(Collected data entries)
────────────────────
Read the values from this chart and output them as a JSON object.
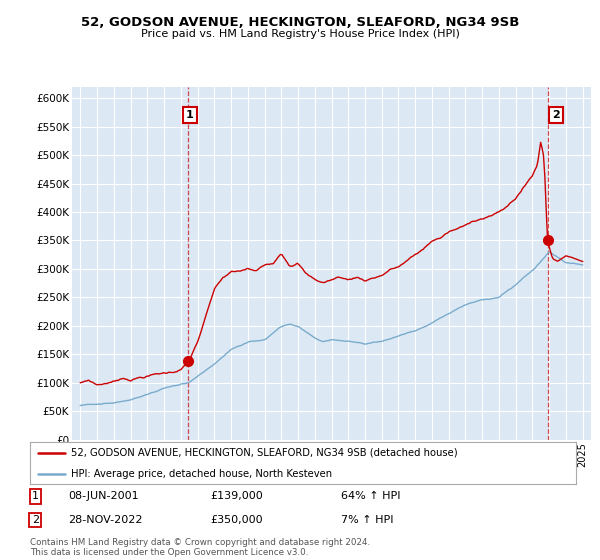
{
  "title": "52, GODSON AVENUE, HECKINGTON, SLEAFORD, NG34 9SB",
  "subtitle": "Price paid vs. HM Land Registry's House Price Index (HPI)",
  "ylabel_ticks": [
    "£0",
    "£50K",
    "£100K",
    "£150K",
    "£200K",
    "£250K",
    "£300K",
    "£350K",
    "£400K",
    "£450K",
    "£500K",
    "£550K",
    "£600K"
  ],
  "ytick_values": [
    0,
    50000,
    100000,
    150000,
    200000,
    250000,
    300000,
    350000,
    400000,
    450000,
    500000,
    550000,
    600000
  ],
  "red_line_color": "#cc0000",
  "blue_line_color": "#7aabcc",
  "marker1": {
    "year": 2001.44,
    "value": 139000,
    "label": "1",
    "date": "08-JUN-2001",
    "price": "£139,000",
    "note": "64% ↑ HPI"
  },
  "marker2": {
    "year": 2022.91,
    "value": 350000,
    "label": "2",
    "date": "28-NOV-2022",
    "price": "£350,000",
    "note": "7% ↑ HPI"
  },
  "legend_red": "52, GODSON AVENUE, HECKINGTON, SLEAFORD, NG34 9SB (detached house)",
  "legend_blue": "HPI: Average price, detached house, North Kesteven",
  "footer": "Contains HM Land Registry data © Crown copyright and database right 2024.\nThis data is licensed under the Open Government Licence v3.0.",
  "bg_color": "#ffffff",
  "plot_bg_color": "#dce9f5",
  "grid_color": "#ffffff"
}
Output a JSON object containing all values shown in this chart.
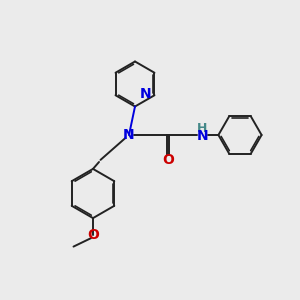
{
  "bg_color": "#ebebeb",
  "bond_color": "#222222",
  "bond_width": 1.4,
  "N_color": "#0000dd",
  "O_color": "#cc0000",
  "H_color": "#448888",
  "font_size": 8.5,
  "fig_size": [
    3.0,
    3.0
  ],
  "dpi": 100,
  "xlim": [
    0,
    10
  ],
  "ylim": [
    0,
    10
  ]
}
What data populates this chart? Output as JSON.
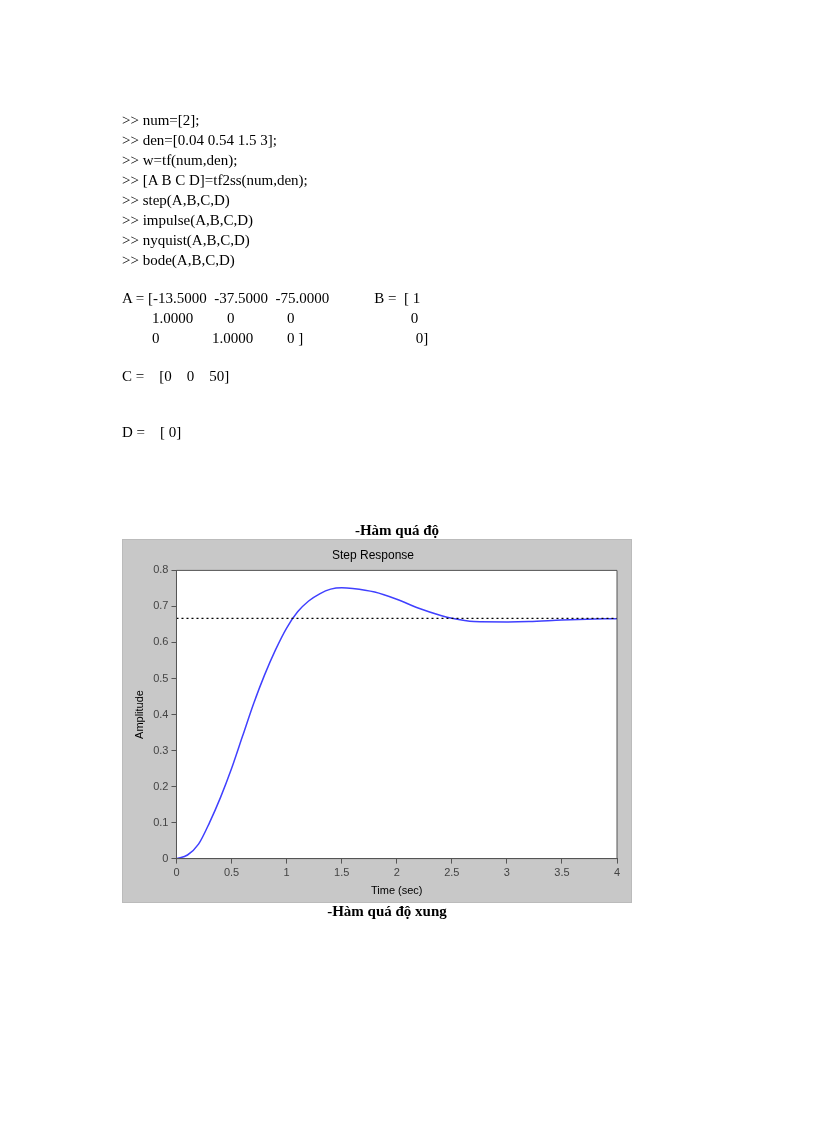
────────────────────
**Exercise brief**
Omit the pictures and print again exactly the lines from the one with "Output a JSON" through the final line of the entries, both ends included.

**Exercise response**
Output a JSON object containing all values shown in this chart.
{
  "bg_color": "#ebebeb",
  "bond_color": "#222222",
  "bond_width": 1.4,
  "N_color": "#0000dd",
  "O_color": "#cc0000",
  "H_color": "#448888",
  "font_size": 8.5,
  "fig_size": [
    3.0,
    3.0
  ],
  "dpi": 100,
  "xlim": [
    0,
    10
  ],
  "ylim": [
    0,
    10
  ]
}
What data populates this chart? Output as JSON.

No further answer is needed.